→ **Given problem**:
Give every line from the entries that contains "panel".

→ **Data provided**:
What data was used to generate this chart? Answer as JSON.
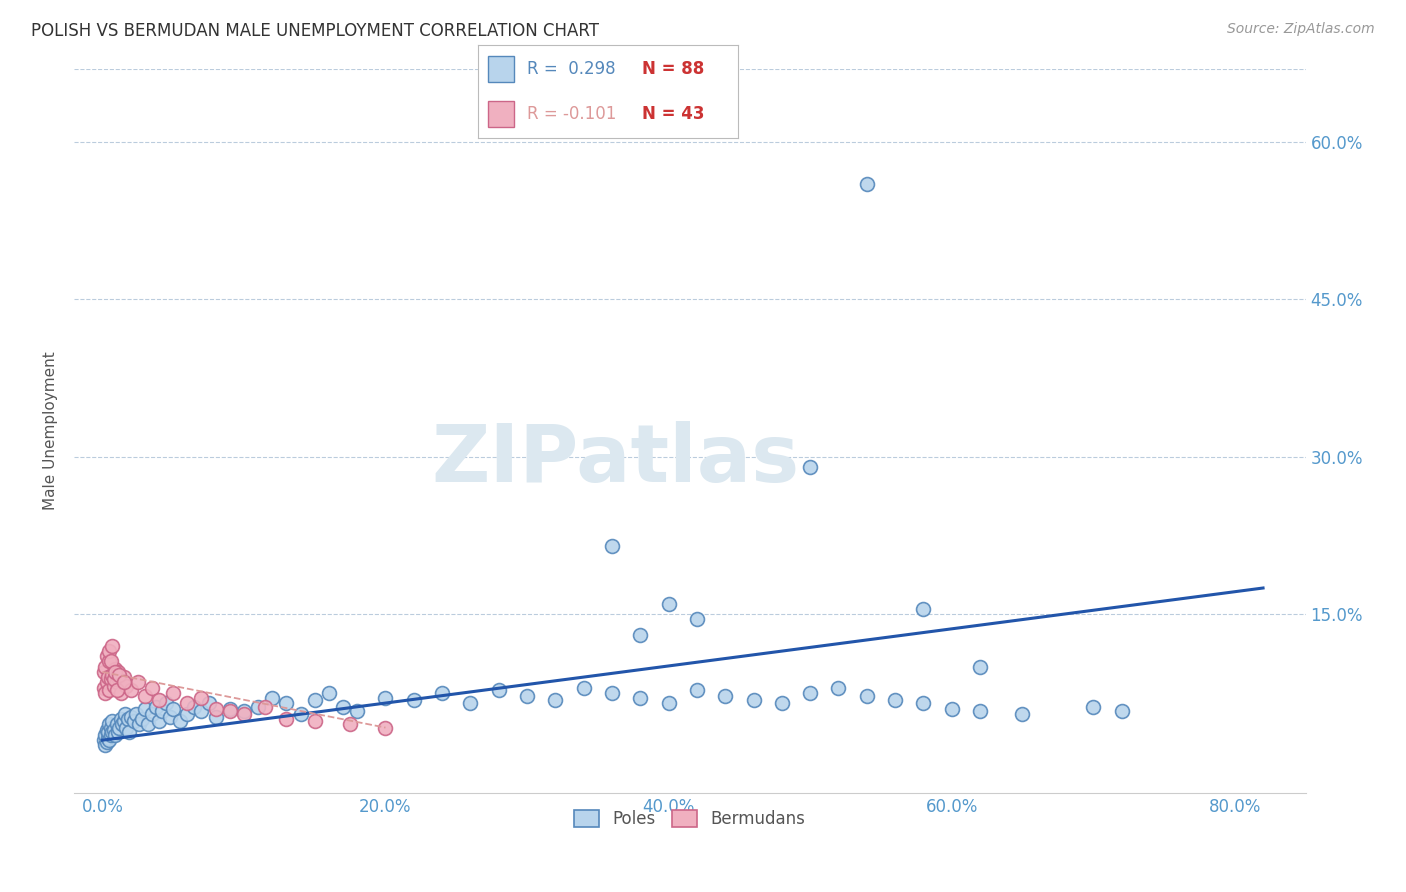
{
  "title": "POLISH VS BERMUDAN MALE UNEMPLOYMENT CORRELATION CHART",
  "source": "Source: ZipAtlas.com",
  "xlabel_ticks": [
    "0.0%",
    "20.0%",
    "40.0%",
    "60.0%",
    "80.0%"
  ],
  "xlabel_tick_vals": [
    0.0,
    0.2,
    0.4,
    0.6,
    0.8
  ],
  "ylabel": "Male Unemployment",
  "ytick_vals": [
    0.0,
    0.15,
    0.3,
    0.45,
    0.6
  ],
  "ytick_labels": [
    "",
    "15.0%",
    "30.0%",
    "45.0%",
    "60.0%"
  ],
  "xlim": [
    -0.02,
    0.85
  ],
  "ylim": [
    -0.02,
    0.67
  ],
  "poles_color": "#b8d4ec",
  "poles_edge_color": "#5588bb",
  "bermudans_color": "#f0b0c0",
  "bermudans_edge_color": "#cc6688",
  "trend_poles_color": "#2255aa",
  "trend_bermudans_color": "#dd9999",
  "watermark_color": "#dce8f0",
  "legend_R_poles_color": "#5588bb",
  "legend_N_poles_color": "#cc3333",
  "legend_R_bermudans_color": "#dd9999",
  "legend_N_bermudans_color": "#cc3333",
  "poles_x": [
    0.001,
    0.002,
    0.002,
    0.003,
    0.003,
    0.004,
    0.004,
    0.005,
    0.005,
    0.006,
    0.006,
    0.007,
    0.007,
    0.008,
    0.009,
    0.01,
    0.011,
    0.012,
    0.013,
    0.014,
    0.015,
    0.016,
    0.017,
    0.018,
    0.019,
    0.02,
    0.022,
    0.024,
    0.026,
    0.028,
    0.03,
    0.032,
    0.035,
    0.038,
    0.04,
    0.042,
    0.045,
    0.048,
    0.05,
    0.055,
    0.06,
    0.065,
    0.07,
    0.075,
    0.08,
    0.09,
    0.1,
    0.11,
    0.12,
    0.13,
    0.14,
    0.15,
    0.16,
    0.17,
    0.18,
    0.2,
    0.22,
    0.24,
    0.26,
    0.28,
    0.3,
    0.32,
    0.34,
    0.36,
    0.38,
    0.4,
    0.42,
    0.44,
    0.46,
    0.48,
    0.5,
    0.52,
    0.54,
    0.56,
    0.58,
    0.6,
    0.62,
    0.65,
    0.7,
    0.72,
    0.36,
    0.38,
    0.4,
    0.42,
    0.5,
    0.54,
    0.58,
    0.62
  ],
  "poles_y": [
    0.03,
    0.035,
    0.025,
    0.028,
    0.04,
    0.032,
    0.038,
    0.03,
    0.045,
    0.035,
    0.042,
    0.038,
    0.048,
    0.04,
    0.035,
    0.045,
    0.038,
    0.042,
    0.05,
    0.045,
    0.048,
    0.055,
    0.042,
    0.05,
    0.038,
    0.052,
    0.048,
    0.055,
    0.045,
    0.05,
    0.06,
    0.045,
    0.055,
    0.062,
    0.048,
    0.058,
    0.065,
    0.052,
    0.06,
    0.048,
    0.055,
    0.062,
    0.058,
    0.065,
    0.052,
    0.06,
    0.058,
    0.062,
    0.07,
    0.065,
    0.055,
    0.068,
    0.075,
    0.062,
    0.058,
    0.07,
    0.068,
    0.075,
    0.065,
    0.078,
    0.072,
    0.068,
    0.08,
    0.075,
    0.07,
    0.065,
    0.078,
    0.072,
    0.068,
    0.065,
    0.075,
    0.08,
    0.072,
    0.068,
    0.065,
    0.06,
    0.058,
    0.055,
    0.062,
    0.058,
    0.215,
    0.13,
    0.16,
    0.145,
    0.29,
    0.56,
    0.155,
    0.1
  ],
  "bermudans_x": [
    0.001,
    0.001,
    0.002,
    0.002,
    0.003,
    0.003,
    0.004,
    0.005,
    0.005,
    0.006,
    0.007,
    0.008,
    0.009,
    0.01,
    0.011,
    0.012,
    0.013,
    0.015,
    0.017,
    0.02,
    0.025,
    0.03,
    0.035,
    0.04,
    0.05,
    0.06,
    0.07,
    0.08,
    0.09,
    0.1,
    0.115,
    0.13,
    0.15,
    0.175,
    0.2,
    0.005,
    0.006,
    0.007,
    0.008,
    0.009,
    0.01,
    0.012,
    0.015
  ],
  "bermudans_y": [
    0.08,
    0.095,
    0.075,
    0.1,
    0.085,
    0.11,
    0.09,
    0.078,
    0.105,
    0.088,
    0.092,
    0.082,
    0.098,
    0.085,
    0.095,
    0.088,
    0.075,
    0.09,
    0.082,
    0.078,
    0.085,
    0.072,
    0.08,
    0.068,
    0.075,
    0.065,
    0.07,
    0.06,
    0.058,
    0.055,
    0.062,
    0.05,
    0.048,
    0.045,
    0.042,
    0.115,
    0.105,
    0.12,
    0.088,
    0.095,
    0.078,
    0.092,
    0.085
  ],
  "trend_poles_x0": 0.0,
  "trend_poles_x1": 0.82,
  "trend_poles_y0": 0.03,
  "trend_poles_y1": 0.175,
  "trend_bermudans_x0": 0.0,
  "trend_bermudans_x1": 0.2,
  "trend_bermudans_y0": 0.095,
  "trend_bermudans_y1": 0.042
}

---

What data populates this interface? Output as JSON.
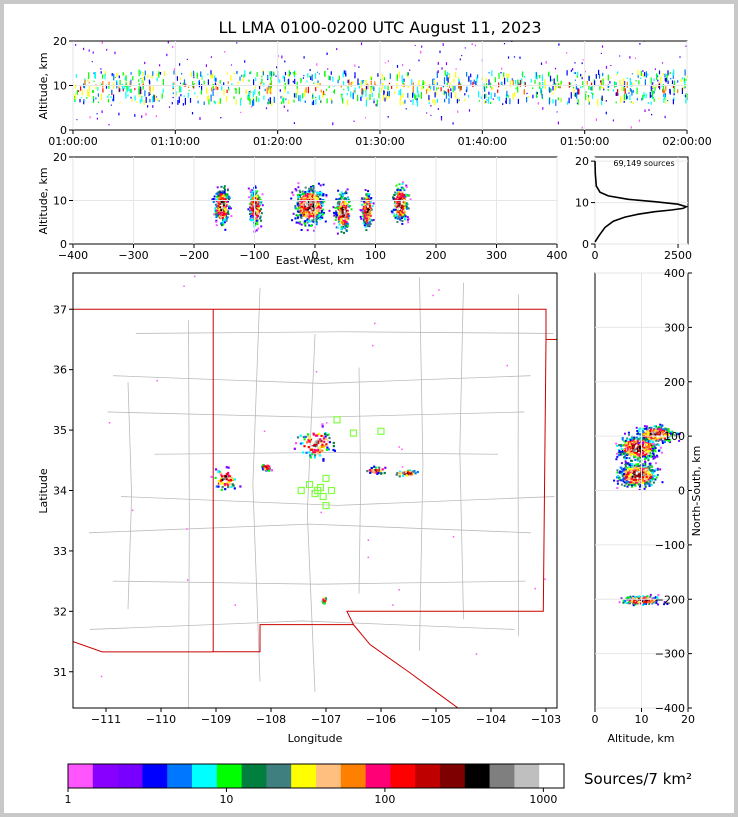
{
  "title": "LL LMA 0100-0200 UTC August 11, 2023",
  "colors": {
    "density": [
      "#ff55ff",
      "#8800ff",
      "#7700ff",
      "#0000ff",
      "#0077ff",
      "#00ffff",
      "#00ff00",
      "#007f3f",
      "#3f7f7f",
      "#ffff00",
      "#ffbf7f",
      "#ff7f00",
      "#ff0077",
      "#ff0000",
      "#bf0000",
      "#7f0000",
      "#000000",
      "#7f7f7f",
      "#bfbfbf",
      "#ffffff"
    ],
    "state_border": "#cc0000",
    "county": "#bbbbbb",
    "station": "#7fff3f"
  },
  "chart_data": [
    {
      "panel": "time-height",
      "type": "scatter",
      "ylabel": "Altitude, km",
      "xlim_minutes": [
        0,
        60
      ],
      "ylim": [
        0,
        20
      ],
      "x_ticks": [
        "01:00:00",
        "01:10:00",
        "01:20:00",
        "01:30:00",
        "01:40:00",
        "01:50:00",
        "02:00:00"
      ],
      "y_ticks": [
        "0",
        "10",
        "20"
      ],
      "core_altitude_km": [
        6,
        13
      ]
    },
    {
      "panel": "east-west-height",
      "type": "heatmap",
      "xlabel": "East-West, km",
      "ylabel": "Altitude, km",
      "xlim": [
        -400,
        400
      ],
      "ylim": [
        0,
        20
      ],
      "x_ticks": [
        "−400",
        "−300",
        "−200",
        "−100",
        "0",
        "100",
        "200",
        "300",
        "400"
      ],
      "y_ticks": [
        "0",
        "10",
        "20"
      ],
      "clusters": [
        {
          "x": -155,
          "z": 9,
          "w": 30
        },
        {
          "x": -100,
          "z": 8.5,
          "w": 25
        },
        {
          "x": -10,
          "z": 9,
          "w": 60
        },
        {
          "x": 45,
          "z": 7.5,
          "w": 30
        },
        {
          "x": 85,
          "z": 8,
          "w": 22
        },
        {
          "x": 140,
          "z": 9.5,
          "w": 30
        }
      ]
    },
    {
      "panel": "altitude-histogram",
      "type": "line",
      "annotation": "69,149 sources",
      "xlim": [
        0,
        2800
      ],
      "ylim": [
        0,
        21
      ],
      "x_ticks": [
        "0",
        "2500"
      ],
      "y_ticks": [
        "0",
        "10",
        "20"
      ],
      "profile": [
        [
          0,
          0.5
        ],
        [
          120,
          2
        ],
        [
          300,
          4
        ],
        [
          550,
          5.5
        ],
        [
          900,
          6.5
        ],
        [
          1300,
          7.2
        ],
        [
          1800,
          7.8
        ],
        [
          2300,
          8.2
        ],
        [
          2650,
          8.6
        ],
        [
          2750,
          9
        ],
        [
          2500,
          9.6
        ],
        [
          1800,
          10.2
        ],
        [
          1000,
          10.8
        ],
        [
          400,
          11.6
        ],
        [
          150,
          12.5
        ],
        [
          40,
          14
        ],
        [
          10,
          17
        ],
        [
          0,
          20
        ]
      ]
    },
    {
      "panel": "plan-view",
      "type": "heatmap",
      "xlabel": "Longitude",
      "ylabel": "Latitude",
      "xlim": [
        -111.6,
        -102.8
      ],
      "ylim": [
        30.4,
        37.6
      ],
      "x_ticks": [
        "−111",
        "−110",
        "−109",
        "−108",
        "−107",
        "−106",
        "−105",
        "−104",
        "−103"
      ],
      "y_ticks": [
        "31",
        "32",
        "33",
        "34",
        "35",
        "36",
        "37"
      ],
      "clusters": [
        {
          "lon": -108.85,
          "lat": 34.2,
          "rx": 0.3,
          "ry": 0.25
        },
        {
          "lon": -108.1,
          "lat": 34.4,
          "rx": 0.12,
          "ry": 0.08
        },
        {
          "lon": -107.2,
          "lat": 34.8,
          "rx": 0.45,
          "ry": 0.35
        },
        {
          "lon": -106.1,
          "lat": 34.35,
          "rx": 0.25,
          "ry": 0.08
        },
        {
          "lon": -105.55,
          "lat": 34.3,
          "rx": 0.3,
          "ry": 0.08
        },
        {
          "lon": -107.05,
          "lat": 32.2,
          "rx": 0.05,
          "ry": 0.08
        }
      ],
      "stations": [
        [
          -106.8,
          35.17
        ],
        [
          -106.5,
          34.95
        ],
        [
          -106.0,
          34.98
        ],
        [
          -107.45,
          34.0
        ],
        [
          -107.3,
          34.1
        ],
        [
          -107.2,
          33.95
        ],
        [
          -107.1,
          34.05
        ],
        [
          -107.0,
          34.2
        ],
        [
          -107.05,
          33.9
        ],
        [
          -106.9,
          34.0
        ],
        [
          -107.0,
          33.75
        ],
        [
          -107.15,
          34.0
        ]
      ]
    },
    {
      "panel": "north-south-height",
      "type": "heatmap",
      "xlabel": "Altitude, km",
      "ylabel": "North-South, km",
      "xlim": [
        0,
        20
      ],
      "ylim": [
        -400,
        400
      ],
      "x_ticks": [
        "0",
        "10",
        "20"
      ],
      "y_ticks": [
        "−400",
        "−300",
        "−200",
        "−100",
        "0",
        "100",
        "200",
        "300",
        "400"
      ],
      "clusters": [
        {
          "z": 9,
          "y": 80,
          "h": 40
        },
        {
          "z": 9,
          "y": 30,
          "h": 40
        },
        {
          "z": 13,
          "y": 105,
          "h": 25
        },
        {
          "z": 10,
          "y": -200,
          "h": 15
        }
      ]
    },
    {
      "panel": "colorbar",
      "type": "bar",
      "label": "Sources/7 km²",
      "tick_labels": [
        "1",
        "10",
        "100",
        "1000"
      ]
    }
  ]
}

...

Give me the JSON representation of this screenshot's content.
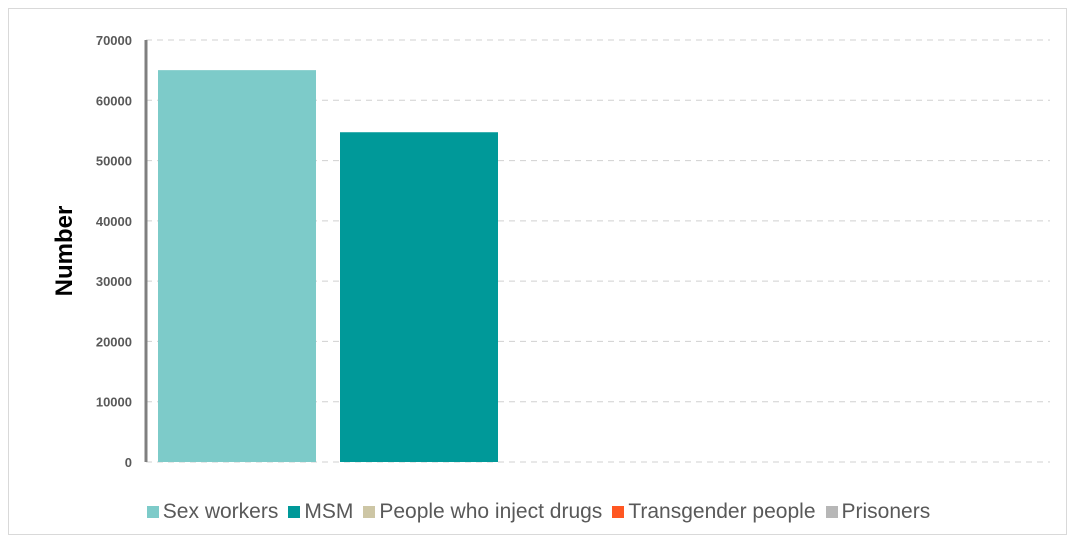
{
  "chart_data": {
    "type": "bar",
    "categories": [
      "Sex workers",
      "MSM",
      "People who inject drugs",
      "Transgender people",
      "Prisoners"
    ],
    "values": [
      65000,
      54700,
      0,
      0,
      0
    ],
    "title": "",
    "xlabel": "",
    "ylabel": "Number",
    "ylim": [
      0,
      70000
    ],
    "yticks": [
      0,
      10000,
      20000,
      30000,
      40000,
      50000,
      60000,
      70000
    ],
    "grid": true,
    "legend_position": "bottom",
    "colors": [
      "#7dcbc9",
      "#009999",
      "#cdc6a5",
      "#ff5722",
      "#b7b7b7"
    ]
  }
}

→ **Response to the exercise**:
      "panel": "time-height",
      "panel": "east-west-height",
      "panel": "altitude-histogram",
      "panel": "plan-view",
      "panel": "north-south-height",
      "panel": "colorbar",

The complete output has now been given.